▶ _TO BE DONE_: Copy every line from the material below that holds "TSWG".

Extracts from a graphics dataset
━━━━

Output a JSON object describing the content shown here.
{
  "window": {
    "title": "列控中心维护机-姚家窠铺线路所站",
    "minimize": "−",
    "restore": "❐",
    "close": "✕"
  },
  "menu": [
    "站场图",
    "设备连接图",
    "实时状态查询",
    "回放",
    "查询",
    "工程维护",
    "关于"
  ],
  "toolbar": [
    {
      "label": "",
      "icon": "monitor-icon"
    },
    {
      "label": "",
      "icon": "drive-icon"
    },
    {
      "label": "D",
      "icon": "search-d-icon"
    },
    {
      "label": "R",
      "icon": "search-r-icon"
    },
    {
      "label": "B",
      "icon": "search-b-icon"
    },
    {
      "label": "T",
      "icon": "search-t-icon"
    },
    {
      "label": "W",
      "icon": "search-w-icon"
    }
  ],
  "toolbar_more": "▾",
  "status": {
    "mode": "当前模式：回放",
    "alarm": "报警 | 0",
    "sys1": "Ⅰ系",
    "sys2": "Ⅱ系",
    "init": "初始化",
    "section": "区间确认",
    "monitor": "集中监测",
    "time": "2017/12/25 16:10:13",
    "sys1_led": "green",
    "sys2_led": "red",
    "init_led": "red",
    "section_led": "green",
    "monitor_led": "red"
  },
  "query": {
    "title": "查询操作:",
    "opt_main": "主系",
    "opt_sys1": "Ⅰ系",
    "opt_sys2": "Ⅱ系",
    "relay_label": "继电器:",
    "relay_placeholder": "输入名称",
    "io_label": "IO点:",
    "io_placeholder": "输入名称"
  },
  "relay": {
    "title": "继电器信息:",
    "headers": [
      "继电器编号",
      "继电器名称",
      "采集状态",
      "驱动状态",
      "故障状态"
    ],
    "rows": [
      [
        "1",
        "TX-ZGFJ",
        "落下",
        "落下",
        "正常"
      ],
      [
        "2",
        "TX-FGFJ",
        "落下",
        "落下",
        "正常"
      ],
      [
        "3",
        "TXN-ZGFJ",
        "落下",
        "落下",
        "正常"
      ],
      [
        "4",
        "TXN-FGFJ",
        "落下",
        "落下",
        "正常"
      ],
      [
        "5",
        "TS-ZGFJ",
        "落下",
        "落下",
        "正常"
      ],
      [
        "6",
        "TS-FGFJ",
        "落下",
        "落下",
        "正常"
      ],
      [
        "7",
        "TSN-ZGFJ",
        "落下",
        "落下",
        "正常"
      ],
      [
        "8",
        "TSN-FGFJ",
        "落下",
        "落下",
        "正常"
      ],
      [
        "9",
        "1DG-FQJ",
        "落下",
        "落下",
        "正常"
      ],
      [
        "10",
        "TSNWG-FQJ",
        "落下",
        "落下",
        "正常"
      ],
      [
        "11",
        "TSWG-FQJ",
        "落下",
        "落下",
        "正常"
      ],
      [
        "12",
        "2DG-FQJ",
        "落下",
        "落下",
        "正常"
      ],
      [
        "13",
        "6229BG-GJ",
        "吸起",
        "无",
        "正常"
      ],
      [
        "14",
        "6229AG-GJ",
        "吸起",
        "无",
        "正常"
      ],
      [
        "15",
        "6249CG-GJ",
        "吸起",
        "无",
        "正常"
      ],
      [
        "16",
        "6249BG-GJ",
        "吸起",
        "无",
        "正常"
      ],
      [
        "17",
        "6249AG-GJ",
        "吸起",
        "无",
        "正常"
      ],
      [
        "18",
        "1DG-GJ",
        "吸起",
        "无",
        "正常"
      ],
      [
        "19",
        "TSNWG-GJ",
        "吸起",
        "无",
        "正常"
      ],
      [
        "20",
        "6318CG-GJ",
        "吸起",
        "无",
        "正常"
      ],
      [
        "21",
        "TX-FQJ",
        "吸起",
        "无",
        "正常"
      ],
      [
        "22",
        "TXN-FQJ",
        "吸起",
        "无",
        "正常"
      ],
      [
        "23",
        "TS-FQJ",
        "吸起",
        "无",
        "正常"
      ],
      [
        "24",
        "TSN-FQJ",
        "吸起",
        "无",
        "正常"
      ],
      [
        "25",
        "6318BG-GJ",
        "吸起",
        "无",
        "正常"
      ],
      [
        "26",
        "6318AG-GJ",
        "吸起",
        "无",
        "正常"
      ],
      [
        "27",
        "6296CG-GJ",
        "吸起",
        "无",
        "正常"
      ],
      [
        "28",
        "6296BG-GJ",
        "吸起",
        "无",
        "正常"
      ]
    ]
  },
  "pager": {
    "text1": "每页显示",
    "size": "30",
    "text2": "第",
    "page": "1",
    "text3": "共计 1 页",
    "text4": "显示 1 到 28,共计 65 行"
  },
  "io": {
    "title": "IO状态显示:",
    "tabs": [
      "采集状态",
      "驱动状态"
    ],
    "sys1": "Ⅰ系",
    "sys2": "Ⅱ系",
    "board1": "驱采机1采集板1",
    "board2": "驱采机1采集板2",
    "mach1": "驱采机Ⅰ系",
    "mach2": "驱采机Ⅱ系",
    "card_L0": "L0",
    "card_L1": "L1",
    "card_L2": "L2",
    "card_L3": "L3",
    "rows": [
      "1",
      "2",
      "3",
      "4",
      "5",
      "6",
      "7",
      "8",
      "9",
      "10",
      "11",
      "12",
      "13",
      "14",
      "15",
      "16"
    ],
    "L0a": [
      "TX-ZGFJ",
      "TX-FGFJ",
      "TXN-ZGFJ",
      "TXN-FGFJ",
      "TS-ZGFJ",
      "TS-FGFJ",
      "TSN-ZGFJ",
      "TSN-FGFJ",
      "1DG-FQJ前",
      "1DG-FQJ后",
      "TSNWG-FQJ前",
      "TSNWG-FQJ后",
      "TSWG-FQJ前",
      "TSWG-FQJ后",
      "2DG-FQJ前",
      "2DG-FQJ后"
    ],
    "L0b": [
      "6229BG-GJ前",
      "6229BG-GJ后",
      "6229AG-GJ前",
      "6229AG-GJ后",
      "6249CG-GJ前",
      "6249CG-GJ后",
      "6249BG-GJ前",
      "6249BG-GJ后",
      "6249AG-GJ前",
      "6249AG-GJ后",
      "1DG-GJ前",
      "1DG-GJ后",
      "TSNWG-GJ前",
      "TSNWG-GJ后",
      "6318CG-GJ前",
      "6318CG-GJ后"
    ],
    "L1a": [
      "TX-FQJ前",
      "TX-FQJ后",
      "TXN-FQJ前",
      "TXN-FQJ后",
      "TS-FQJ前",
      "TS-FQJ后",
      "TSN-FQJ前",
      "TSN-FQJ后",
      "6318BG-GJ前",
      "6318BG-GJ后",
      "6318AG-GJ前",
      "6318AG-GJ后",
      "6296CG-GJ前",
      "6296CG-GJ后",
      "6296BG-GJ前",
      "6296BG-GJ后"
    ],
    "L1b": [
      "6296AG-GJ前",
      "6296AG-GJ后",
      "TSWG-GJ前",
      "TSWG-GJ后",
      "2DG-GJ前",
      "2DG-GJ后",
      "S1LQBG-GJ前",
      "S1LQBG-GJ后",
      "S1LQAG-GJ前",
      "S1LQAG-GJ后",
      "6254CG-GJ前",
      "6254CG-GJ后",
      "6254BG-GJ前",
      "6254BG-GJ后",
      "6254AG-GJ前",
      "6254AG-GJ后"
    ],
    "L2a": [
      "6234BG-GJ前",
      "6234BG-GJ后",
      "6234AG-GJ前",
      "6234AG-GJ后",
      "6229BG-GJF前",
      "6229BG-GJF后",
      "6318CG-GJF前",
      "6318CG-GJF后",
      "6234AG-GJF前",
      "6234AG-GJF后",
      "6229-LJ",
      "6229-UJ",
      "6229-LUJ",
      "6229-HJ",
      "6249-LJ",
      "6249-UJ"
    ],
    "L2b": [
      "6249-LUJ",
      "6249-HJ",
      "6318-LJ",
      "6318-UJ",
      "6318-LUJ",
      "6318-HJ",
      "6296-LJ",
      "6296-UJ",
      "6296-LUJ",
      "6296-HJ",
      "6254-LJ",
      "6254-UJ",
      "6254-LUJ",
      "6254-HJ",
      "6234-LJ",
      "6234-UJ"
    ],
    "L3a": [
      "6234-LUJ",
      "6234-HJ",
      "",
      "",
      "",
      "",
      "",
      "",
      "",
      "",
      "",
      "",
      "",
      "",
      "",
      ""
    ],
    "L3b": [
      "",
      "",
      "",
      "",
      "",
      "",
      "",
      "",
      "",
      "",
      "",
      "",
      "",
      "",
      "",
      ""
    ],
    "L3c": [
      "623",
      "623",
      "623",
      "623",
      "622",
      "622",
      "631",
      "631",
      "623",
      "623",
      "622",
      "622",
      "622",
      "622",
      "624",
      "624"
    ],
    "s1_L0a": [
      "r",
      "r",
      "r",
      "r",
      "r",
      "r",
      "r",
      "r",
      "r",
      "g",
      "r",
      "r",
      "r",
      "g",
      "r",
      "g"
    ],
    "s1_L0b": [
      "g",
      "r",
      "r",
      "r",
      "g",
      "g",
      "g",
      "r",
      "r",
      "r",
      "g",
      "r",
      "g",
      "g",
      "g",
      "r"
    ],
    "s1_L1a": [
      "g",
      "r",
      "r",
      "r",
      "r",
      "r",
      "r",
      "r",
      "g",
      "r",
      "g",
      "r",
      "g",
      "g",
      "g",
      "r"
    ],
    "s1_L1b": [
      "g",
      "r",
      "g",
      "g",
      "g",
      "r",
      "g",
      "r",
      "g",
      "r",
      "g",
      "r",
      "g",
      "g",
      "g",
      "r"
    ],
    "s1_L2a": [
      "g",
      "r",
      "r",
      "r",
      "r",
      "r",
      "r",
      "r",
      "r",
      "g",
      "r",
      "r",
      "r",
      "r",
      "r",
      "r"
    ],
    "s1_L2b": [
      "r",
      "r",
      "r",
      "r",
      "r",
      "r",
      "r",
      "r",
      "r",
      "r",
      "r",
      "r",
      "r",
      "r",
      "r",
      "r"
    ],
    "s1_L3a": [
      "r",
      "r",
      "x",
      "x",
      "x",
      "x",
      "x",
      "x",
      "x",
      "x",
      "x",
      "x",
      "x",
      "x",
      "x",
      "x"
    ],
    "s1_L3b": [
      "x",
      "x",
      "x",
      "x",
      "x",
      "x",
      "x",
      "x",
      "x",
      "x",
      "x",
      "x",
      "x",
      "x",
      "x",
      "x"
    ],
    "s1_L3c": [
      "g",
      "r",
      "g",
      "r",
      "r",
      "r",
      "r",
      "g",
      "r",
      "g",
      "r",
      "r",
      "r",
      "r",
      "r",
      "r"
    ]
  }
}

━━━━

▶ _ANSWER TO THIS EXERCISE_:
        "TSWG-FQJ",
      "TSWG-FQJ前",
      "TSWG-FQJ后",
      "TSWG-GJ前",
      "TSWG-GJ后",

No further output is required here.